#### [STORED DATA]
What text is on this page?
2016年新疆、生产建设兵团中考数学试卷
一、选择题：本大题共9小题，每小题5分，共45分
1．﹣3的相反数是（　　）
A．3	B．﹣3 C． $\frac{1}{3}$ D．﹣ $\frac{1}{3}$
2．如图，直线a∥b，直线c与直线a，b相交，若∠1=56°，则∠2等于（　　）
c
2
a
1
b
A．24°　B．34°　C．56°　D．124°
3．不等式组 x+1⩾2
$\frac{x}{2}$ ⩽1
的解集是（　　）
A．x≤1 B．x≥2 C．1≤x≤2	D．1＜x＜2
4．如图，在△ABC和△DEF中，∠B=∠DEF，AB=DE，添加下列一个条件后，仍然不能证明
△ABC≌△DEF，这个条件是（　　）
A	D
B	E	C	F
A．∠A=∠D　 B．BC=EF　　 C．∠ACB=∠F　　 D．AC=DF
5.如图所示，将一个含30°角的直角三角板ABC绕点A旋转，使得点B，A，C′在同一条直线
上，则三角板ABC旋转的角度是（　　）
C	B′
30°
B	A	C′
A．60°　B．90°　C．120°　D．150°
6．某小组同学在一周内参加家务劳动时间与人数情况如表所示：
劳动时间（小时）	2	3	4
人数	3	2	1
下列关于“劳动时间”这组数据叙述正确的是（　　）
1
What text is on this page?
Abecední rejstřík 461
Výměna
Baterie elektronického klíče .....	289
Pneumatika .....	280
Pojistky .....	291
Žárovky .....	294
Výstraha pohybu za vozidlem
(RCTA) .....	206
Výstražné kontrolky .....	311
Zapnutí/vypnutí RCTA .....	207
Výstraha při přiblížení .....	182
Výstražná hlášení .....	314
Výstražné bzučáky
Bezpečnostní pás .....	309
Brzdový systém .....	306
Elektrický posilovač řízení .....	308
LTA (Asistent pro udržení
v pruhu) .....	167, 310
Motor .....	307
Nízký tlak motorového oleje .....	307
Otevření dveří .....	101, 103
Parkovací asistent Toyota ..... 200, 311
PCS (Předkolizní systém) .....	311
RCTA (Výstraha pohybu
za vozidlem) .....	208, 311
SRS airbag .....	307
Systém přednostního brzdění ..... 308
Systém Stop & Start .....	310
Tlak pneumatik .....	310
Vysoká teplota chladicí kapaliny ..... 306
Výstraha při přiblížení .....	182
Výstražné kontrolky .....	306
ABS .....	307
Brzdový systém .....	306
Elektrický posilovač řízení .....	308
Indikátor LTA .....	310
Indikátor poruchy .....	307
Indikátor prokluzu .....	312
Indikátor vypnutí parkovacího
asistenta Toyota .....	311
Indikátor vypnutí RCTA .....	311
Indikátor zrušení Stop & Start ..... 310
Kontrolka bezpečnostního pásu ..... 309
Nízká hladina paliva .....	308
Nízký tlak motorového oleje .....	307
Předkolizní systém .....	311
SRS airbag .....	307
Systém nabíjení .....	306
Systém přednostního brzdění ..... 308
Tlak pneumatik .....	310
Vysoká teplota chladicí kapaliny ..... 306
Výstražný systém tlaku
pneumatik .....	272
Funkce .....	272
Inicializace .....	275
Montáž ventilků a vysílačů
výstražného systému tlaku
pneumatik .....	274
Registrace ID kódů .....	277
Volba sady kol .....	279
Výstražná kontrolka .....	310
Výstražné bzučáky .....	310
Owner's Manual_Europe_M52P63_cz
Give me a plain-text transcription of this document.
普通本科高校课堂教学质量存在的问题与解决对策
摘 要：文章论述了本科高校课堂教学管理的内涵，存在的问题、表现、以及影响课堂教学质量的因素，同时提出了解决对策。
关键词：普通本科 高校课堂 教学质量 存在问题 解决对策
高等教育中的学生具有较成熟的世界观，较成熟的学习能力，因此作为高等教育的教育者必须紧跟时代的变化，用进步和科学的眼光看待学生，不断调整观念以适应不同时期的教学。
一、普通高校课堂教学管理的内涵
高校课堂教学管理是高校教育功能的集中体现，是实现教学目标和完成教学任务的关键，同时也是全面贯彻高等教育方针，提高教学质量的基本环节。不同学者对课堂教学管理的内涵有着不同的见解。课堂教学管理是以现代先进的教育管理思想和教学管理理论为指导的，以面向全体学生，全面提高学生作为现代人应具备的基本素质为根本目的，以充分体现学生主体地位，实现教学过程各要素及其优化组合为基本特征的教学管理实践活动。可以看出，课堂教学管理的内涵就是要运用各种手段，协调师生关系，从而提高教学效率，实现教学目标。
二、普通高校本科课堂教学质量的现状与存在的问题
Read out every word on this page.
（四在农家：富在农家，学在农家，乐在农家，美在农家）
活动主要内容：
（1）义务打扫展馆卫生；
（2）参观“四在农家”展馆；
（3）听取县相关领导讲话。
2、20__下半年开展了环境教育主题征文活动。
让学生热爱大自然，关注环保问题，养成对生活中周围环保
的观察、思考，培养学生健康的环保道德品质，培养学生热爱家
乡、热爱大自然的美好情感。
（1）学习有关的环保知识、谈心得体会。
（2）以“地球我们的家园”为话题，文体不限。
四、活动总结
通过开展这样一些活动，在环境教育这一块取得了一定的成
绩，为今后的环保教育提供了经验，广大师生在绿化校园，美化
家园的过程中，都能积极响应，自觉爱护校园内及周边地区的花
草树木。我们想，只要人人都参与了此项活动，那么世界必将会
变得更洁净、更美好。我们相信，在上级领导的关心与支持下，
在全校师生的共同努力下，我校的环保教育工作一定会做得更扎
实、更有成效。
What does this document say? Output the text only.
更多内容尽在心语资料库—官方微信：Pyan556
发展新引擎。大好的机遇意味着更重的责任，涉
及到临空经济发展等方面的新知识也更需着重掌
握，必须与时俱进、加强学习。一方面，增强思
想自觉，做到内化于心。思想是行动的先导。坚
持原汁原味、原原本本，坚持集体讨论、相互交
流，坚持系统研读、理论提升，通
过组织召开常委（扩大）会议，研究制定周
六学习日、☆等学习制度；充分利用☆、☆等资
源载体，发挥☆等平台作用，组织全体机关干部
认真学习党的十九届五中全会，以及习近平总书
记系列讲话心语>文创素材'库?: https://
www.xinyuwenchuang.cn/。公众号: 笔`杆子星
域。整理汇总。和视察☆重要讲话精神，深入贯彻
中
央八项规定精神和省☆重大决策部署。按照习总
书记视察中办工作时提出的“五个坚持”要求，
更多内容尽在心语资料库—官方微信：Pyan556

#### [WORK TO DO]
Restate the whole listing exactly.

#### [RESULT]
What text is on this page?
2016年新疆、生产建设兵团中考数学试卷
一、选择题：本大题共9小题，每小题5分，共45分
1．﹣3的相反数是（　　）
A．3	B．﹣3 C． $\frac{1}{3}$ D．﹣ $\frac{1}{3}$
2．如图，直线a∥b，直线c与直线a，b相交，若∠1=56°，则∠2等于（　　）
c
2
a
1
b
A．24°　B．34°　C．56°　D．124°
3．不等式组 x+1⩾2
$\frac{x}{2}$ ⩽1
的解集是（　　）
A．x≤1 B．x≥2 C．1≤x≤2	D．1＜x＜2
4．如图，在△ABC和△DEF中，∠B=∠DEF，AB=DE，添加下列一个条件后，仍然不能证明
△ABC≌△DEF，这个条件是（　　）
A	D
B	E	C	F
A．∠A=∠D　 B．BC=EF　　 C．∠ACB=∠F　　 D．AC=DF
5.如图所示，将一个含30°角的直角三角板ABC绕点A旋转，使得点B，A，C′在同一条直线
上，则三角板ABC旋转的角度是（　　）
C	B′
30°
B	A	C′
A．60°　B．90°　C．120°　D．150°
6．某小组同学在一周内参加家务劳动时间与人数情况如表所示：
劳动时间（小时）	2	3	4
人数	3	2	1
下列关于“劳动时间”这组数据叙述正确的是（　　）
1
What text is on this page?
Abecední rejstřík 461
Výměna
Baterie elektronického klíče .....	289
Pneumatika .....	280
Pojistky .....	291
Žárovky .....	294
Výstraha pohybu za vozidlem
(RCTA) .....	206
Výstražné kontrolky .....	311
Zapnutí/vypnutí RCTA .....	207
Výstraha při přiblížení .....	182
Výstražná hlášení .....	314
Výstražné bzučáky
Bezpečnostní pás .....	309
Brzdový systém .....	306
Elektrický posilovač řízení .....	308
LTA (Asistent pro udržení
v pruhu) .....	167, 310
Motor .....	307
Nízký tlak motorového oleje .....	307
Otevření dveří .....	101, 103
Parkovací asistent Toyota ..... 200, 311
PCS (Předkolizní systém) .....	311
RCTA (Výstraha pohybu
za vozidlem) .....	208, 311
SRS airbag .....	307
Systém přednostního brzdění ..... 308
Systém Stop & Start .....	310
Tlak pneumatik .....	310
Vysoká teplota chladicí kapaliny ..... 306
Výstraha při přiblížení .....	182
Výstražné kontrolky .....	306
ABS .....	307
Brzdový systém .....	306
Elektrický posilovač řízení .....	308
Indikátor LTA .....	310
Indikátor poruchy .....	307
Indikátor prokluzu .....	312
Indikátor vypnutí parkovacího
asistenta Toyota .....	311
Indikátor vypnutí RCTA .....	311
Indikátor zrušení Stop & Start ..... 310
Kontrolka bezpečnostního pásu ..... 309
Nízká hladina paliva .....	308
Nízký tlak motorového oleje .....	307
Předkolizní systém .....	311
SRS airbag .....	307
Systém nabíjení .....	306
Systém přednostního brzdění ..... 308
Tlak pneumatik .....	310
Vysoká teplota chladicí kapaliny ..... 306
Výstražný systém tlaku
pneumatik .....	272
Funkce .....	272
Inicializace .....	275
Montáž ventilků a vysílačů
výstražného systému tlaku
pneumatik .....	274
Registrace ID kódů .....	277
Volba sady kol .....	279
Výstražná kontrolka .....	310
Výstražné bzučáky .....	310
Owner's Manual_Europe_M52P63_cz
Give me a plain-text transcription of this document.
普通本科高校课堂教学质量存在的问题与解决对策
摘 要：文章论述了本科高校课堂教学管理的内涵，存在的问题、表现、以及影响课堂教学质量的因素，同时提出了解决对策。
关键词：普通本科 高校课堂 教学质量 存在问题 解决对策
高等教育中的学生具有较成熟的世界观，较成熟的学习能力，因此作为高等教育的教育者必须紧跟时代的变化，用进步和科学的眼光看待学生，不断调整观念以适应不同时期的教学。
一、普通高校课堂教学管理的内涵
高校课堂教学管理是高校教育功能的集中体现，是实现教学目标和完成教学任务的关键，同时也是全面贯彻高等教育方针，提高教学质量的基本环节。不同学者对课堂教学管理的内涵有着不同的见解。课堂教学管理是以现代先进的教育管理思想和教学管理理论为指导的，以面向全体学生，全面提高学生作为现代人应具备的基本素质为根本目的，以充分体现学生主体地位，实现教学过程各要素及其优化组合为基本特征的教学管理实践活动。可以看出，课堂教学管理的内涵就是要运用各种手段，协调师生关系，从而提高教学效率，实现教学目标。
二、普通高校本科课堂教学质量的现状与存在的问题
Read out every word on this page.
（四在农家：富在农家，学在农家，乐在农家，美在农家）
活动主要内容：
（1）义务打扫展馆卫生；
（2）参观“四在农家”展馆；
（3）听取县相关领导讲话。
2、20__下半年开展了环境教育主题征文活动。
让学生热爱大自然，关注环保问题，养成对生活中周围环保
的观察、思考，培养学生健康的环保道德品质，培养学生热爱家
乡、热爱大自然的美好情感。
（1）学习有关的环保知识、谈心得体会。
（2）以“地球我们的家园”为话题，文体不限。
四、活动总结
通过开展这样一些活动，在环境教育这一块取得了一定的成
绩，为今后的环保教育提供了经验，广大师生在绿化校园，美化
家园的过程中，都能积极响应，自觉爱护校园内及周边地区的花
草树木。我们想，只要人人都参与了此项活动，那么世界必将会
变得更洁净、更美好。我们相信，在上级领导的关心与支持下，
在全校师生的共同努力下，我校的环保教育工作一定会做得更扎
实、更有成效。
What does this document say? Output the text only.
更多内容尽在心语资料库—官方微信：Pyan556
发展新引擎。大好的机遇意味着更重的责任，涉
及到临空经济发展等方面的新知识也更需着重掌
握，必须与时俱进、加强学习。一方面，增强思
想自觉，做到内化于心。思想是行动的先导。坚
持原汁原味、原原本本，坚持集体讨论、相互交
流，坚持系统研读、理论提升，通
过组织召开常委（扩大）会议，研究制定周
六学习日、☆等学习制度；充分利用☆、☆等资
源载体，发挥☆等平台作用，组织全体机关干部
认真学习党的十九届五中全会，以及习近平总书
记系列讲话心语>文创素材'库?: https://
www.xinyuwenchuang.cn/。公众号: 笔`杆子星
域。整理汇总。和视察☆重要讲话精神，深入贯彻
中
央八项规定精神和省☆重大决策部署。按照习总
书记视察中办工作时提出的“五个坚持”要求，
更多内容尽在心语资料库—官方微信：Pyan556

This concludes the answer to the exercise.